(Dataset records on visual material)
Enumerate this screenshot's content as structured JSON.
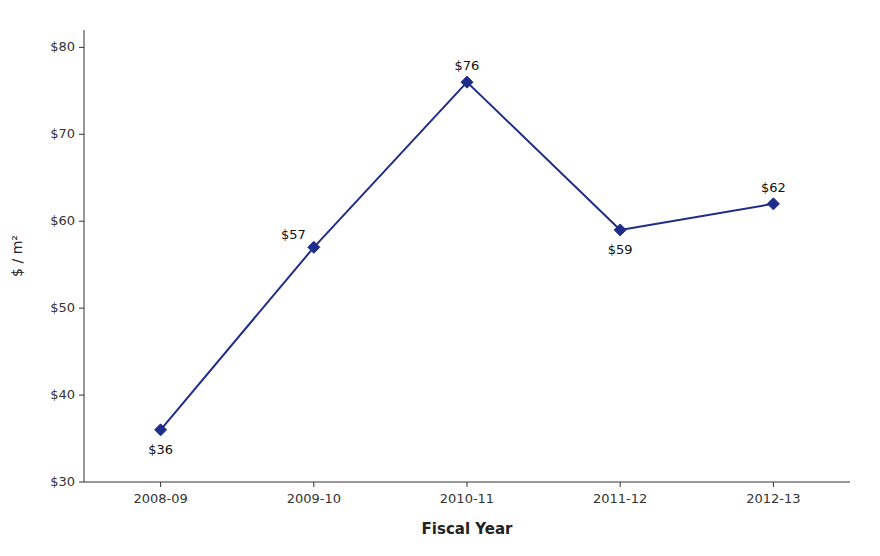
{
  "chart_data": {
    "type": "line",
    "categories": [
      "2008-09",
      "2009-10",
      "2010-11",
      "2011-12",
      "2012-13"
    ],
    "values": [
      36,
      57,
      76,
      59,
      62
    ],
    "value_labels": [
      "$36",
      "$57",
      "$76",
      "$59",
      "$62"
    ],
    "data_labels": true,
    "x_label": "Fiscal Year",
    "y_label": "$ / m²",
    "ylim": [
      30,
      82
    ],
    "yticks": [
      {
        "value": 30,
        "label": "$30"
      },
      {
        "value": 40,
        "label": "$40"
      },
      {
        "value": 50,
        "label": "$50"
      },
      {
        "value": 60,
        "label": "$60"
      },
      {
        "value": 70,
        "label": "$70"
      },
      {
        "value": 80,
        "label": "$80"
      }
    ],
    "color": "#1F2D8A",
    "marker": "diamond",
    "grid": false
  }
}
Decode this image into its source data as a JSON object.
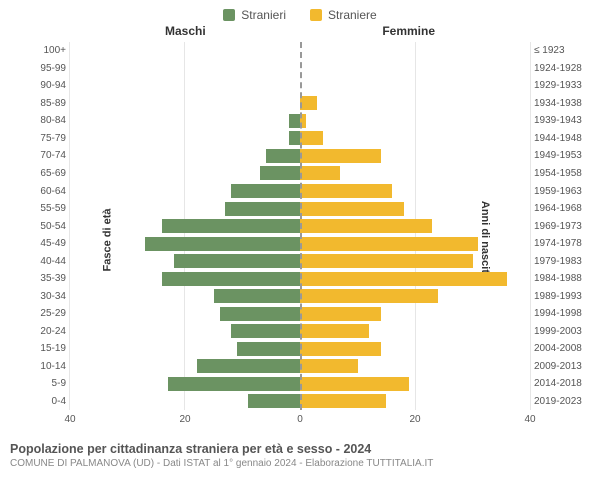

* [OBJECTIVE]: From start to finish, output the listing exactly, but omit its pictures.

* [SOLUTION BELOW]:
Enumerate this screenshot's content as structured JSON.
{
  "chart_data": {
    "type": "line",
    "categories": [
      "2008-09",
      "2009-10",
      "2010-11",
      "2011-12",
      "2012-13"
    ],
    "values": [
      36,
      57,
      76,
      59,
      62
    ],
    "value_labels": [
      "$36",
      "$57",
      "$76",
      "$59",
      "$62"
    ],
    "data_labels": true,
    "x_label": "Fiscal Year",
    "y_label": "$ / m²",
    "ylim": [
      30,
      82
    ],
    "yticks": [
      {
        "value": 30,
        "label": "$30"
      },
      {
        "value": 40,
        "label": "$40"
      },
      {
        "value": 50,
        "label": "$50"
      },
      {
        "value": 60,
        "label": "$60"
      },
      {
        "value": 70,
        "label": "$70"
      },
      {
        "value": 80,
        "label": "$80"
      }
    ],
    "color": "#1F2D8A",
    "marker": "diamond",
    "grid": false
  }
}
Decode this image into its source data as a JSON object.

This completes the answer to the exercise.